> **EXERCISE BRIEF**: Copy each line of the records that contains the word "emittance".

--------------------------------

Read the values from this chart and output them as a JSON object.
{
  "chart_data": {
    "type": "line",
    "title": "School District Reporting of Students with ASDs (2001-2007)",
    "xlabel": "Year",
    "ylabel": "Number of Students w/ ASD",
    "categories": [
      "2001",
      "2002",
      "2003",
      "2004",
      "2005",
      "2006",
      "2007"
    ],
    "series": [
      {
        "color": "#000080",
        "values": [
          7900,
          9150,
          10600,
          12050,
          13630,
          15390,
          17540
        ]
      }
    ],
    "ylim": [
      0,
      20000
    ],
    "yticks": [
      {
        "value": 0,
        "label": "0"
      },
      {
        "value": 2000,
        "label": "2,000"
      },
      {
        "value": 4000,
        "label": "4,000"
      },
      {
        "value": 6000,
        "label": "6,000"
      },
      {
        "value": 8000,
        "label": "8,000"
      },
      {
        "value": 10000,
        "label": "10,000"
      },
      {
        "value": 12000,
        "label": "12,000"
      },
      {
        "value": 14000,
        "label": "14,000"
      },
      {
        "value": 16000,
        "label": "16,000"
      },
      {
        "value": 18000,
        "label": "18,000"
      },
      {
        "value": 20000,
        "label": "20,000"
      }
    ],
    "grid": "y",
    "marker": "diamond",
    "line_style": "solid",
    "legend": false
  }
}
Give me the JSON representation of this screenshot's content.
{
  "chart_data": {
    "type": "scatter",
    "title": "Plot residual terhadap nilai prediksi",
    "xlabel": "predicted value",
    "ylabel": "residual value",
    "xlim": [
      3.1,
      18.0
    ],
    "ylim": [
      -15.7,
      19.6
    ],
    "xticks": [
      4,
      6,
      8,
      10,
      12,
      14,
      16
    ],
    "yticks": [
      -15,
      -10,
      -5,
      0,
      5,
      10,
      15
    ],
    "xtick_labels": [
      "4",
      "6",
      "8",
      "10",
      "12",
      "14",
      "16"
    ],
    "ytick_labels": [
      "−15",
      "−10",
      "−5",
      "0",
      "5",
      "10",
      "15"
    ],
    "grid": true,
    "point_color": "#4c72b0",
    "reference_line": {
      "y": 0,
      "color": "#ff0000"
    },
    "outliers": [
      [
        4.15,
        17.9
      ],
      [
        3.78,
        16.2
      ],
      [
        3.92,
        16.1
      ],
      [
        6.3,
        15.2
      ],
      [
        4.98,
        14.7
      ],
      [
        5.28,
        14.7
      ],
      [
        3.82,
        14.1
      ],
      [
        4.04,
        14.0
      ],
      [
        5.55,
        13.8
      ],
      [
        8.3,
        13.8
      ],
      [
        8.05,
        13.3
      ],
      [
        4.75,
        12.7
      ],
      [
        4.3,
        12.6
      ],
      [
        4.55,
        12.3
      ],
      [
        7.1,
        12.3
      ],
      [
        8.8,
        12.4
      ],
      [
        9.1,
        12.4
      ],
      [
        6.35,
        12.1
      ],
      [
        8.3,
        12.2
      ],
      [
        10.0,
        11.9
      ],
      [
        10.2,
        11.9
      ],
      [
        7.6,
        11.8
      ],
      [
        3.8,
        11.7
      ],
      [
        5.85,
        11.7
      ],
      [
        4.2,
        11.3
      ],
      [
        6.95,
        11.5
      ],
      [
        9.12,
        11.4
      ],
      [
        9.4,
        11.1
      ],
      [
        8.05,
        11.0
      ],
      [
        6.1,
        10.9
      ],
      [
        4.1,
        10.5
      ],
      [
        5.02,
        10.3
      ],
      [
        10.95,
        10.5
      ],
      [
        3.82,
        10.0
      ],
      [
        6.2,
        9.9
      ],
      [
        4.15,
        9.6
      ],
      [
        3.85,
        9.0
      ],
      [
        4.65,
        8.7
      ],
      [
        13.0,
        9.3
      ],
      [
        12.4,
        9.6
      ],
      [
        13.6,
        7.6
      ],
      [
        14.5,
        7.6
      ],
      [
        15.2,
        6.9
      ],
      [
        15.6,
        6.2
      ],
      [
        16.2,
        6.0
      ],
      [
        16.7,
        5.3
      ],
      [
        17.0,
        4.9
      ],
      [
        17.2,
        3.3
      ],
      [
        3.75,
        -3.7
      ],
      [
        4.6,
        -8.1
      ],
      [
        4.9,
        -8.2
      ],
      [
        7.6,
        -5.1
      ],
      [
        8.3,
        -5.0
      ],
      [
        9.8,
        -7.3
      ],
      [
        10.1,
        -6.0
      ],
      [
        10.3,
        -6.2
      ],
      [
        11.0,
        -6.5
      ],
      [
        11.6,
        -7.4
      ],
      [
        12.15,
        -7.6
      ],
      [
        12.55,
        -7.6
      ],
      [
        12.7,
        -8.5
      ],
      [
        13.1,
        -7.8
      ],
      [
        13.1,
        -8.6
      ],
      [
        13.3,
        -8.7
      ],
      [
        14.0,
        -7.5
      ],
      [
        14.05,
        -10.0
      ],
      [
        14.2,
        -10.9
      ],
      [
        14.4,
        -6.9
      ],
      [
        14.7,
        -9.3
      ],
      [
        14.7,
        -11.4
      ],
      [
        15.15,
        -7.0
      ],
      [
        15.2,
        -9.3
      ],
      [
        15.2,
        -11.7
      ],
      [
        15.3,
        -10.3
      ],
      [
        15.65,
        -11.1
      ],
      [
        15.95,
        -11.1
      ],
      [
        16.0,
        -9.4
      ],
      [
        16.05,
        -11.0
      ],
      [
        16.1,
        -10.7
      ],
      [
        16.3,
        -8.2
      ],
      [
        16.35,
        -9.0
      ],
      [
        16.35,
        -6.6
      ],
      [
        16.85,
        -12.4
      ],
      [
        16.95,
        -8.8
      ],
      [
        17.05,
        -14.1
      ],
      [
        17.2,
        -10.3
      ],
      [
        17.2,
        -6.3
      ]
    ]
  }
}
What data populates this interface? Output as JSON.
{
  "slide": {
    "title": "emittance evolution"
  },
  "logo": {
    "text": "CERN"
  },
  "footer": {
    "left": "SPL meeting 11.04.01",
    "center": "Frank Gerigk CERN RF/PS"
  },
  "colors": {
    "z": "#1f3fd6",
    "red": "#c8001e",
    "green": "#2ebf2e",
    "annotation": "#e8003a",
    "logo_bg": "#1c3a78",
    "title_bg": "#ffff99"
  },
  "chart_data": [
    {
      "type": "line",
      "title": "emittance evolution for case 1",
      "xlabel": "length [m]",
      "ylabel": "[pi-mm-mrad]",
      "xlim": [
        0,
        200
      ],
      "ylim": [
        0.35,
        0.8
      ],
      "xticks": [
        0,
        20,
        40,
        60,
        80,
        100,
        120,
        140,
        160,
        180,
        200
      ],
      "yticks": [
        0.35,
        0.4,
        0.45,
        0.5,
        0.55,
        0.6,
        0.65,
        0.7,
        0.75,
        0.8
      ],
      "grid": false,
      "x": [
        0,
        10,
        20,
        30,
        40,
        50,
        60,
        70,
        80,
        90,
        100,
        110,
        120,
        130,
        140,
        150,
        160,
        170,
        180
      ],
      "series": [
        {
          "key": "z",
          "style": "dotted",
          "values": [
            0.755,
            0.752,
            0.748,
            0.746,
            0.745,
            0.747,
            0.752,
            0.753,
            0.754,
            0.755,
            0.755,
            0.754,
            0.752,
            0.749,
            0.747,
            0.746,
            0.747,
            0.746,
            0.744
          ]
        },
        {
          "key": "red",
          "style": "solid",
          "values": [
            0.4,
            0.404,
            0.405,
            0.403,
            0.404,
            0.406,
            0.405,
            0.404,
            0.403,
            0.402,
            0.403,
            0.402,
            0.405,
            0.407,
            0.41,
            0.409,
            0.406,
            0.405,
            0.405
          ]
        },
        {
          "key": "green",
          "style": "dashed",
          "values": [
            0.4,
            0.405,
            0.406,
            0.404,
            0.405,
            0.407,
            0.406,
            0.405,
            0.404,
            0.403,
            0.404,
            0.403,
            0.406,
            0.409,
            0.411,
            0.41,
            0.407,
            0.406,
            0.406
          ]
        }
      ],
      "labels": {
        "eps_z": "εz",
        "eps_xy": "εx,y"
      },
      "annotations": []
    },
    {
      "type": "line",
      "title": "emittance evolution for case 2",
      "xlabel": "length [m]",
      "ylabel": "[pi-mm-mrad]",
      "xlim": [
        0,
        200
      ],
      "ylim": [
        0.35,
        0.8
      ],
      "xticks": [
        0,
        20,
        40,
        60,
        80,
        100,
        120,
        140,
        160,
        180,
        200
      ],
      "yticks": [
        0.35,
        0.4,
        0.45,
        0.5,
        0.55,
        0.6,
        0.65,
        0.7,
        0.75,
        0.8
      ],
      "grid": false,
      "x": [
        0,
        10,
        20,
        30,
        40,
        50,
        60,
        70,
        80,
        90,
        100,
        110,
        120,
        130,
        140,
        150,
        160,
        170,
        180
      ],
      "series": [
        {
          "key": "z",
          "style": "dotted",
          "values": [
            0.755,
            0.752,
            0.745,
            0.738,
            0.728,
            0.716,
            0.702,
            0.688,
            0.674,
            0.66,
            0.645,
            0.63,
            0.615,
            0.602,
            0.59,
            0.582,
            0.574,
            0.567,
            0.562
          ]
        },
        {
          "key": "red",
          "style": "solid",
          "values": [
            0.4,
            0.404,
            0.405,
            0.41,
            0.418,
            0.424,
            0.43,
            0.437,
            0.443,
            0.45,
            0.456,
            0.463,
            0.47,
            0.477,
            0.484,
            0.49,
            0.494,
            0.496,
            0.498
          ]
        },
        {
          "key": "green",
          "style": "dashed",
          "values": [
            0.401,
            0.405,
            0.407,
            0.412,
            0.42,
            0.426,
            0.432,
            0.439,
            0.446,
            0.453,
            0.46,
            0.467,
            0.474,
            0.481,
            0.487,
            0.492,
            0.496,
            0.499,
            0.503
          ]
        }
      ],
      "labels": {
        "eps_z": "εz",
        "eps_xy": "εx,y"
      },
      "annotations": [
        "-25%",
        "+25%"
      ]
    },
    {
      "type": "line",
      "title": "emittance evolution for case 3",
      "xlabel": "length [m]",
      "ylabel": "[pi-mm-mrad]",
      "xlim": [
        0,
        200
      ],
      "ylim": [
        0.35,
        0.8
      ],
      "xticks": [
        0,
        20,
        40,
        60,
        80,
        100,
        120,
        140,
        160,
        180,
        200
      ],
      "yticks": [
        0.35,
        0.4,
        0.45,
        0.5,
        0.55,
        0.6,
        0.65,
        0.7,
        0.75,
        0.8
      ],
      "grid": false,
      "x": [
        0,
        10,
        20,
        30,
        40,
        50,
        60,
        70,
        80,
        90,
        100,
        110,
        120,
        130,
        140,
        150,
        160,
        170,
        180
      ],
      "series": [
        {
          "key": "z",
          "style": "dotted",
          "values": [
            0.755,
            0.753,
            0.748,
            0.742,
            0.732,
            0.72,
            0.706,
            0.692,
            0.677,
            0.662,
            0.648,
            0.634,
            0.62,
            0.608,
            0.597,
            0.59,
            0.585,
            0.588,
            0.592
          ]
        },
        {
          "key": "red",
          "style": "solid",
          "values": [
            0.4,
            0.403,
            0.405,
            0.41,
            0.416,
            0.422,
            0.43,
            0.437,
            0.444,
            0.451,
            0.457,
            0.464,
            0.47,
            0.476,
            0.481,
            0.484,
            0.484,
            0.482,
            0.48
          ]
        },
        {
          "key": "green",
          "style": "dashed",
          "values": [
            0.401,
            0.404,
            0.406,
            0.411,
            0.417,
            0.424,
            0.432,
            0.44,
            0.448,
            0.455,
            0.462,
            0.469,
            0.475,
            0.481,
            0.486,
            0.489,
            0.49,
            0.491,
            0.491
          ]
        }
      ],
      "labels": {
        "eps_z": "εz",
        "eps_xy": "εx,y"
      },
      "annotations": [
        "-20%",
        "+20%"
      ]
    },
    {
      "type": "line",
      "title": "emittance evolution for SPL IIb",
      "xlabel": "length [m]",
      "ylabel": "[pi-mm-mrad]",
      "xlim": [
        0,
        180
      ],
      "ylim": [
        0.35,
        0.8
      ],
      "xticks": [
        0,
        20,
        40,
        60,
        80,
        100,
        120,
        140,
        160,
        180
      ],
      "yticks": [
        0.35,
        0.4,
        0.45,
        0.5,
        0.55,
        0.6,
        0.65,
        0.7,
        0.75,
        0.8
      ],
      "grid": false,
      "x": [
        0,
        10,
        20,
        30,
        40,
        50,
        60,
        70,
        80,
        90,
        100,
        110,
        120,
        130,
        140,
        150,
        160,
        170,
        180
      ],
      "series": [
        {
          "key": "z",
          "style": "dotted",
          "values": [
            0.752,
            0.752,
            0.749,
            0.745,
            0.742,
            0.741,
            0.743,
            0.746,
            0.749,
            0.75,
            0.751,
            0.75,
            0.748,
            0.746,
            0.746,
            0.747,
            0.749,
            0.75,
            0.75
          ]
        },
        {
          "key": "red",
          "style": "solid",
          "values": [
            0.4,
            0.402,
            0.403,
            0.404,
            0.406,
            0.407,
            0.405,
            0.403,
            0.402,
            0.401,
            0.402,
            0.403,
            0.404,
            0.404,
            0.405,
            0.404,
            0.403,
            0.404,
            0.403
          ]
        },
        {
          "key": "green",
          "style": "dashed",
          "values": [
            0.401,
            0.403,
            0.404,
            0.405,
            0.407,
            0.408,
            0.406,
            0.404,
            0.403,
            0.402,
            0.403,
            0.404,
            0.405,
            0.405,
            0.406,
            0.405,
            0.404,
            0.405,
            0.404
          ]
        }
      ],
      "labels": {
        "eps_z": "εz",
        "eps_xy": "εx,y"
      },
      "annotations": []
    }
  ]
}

--------------------------------

> **SOLUTION TO THIS PROBLEM**:
    "title": "emittance evolution"
      "title": "emittance evolution for case 1",
      "title": "emittance evolution for case 2",
      "title": "emittance evolution for case 3",
      "title": "emittance evolution for SPL IIb",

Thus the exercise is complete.